begin

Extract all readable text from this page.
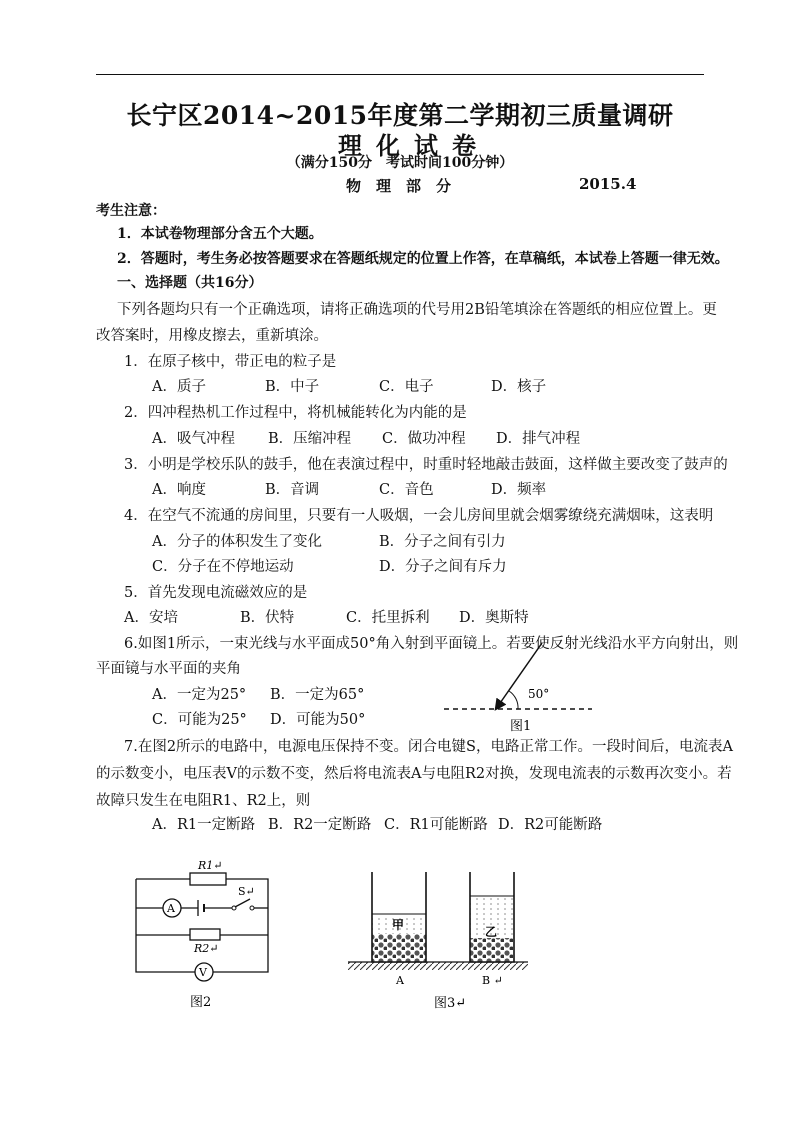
长宁区2014~2015年度第二学期初三质量调研
理化试卷
（满分150分　考试时间100分钟）
物　理　部　分	2015.4
考生注意：
1．本试卷物理部分含五个大题。
2．答题时，考生务必按答题要求在答题纸规定的位置上作答，在草稿纸，本试卷上答题一律无效。
一、选择题（共16分）
下列各题均只有一个正确选项，请将正确选项的代号用2B铅笔填涂在答题纸的相应位置上。更
改答案时，用橡皮擦去，重新填涂。
1．在原子核中，带正电的粒子是
A．质子	B．中子	C．电子	D．核子
2．四冲程热机工作过程中，将机械能转化为内能的是
A．吸气冲程 B．压缩冲程 C．做功冲程 D．排气冲程
3．小明是学校乐队的鼓手，他在表演过程中，时重时轻地敲击鼓面，这样做主要改变了鼓声的
A．响度	B．音调	C．音色	D．频率
4．在空气不流通的房间里，只要有一人吸烟，一会儿房间里就会烟雾缭绕充满烟味，这表明
A．分子的体积发生了变化	B．分子之间有引力
C．分子在不停地运动	D．分子之间有斥力
5．首先发现电流磁效应的是
A．安培	B．伏特	C．托里拆利 D．奥斯特
6.如图1所示，一束光线与水平面成50°角入射到平面镜上。若要使反射光线沿水平方向射出，则
平面镜与水平面的夹角
A．一定为25° B．一定为65°
C．可能为25° D．可能为50°
50°
图1
7.在图2所示的电路中，电源电压保持不变。闭合电键S，电路正常工作。一段时间后，电流表A
的示数变小，电压表V的示数不变，然后将电流表A与电阻R2对换，发现电流表的示数再次变小。若
故障只发生在电阻R1、R2上，则
A．R1一定断路 B．R2一定断路 C．R1可能断路 D．R2可能断路
R1↵
A
S↵
R2↵
V
图2
甲
A
乙
B ↵
图3↵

end

- [Problem requirements]
Leave out the pictures and retype every line above exactly.

- [Response to the task]
Extract all readable text from this page.
长宁区2014~2015年度第二学期初三质量调研
理化试卷
（满分150分　考试时间100分钟）
物　理　部　分	2015.4
考生注意：
1．本试卷物理部分含五个大题。
2．答题时，考生务必按答题要求在答题纸规定的位置上作答，在草稿纸，本试卷上答题一律无效。
一、选择题（共16分）
下列各题均只有一个正确选项，请将正确选项的代号用2B铅笔填涂在答题纸的相应位置上。更
改答案时，用橡皮擦去，重新填涂。
1．在原子核中，带正电的粒子是
A．质子	B．中子	C．电子	D．核子
2．四冲程热机工作过程中，将机械能转化为内能的是
A．吸气冲程 B．压缩冲程 C．做功冲程 D．排气冲程
3．小明是学校乐队的鼓手，他在表演过程中，时重时轻地敲击鼓面，这样做主要改变了鼓声的
A．响度	B．音调	C．音色	D．频率
4．在空气不流通的房间里，只要有一人吸烟，一会儿房间里就会烟雾缭绕充满烟味，这表明
A．分子的体积发生了变化	B．分子之间有引力
C．分子在不停地运动	D．分子之间有斥力
5．首先发现电流磁效应的是
A．安培	B．伏特	C．托里拆利 D．奥斯特
6.如图1所示，一束光线与水平面成50°角入射到平面镜上。若要使反射光线沿水平方向射出，则
平面镜与水平面的夹角
A．一定为25° B．一定为65°
C．可能为25° D．可能为50°
50°
图1
7.在图2所示的电路中，电源电压保持不变。闭合电键S，电路正常工作。一段时间后，电流表A
的示数变小，电压表V的示数不变，然后将电流表A与电阻R2对换，发现电流表的示数再次变小。若
故障只发生在电阻R1、R2上，则
A．R1一定断路 B．R2一定断路 C．R1可能断路 D．R2可能断路
R1↵
A
S↵
R2↵
V
图2
甲
A
乙
B ↵
图3↵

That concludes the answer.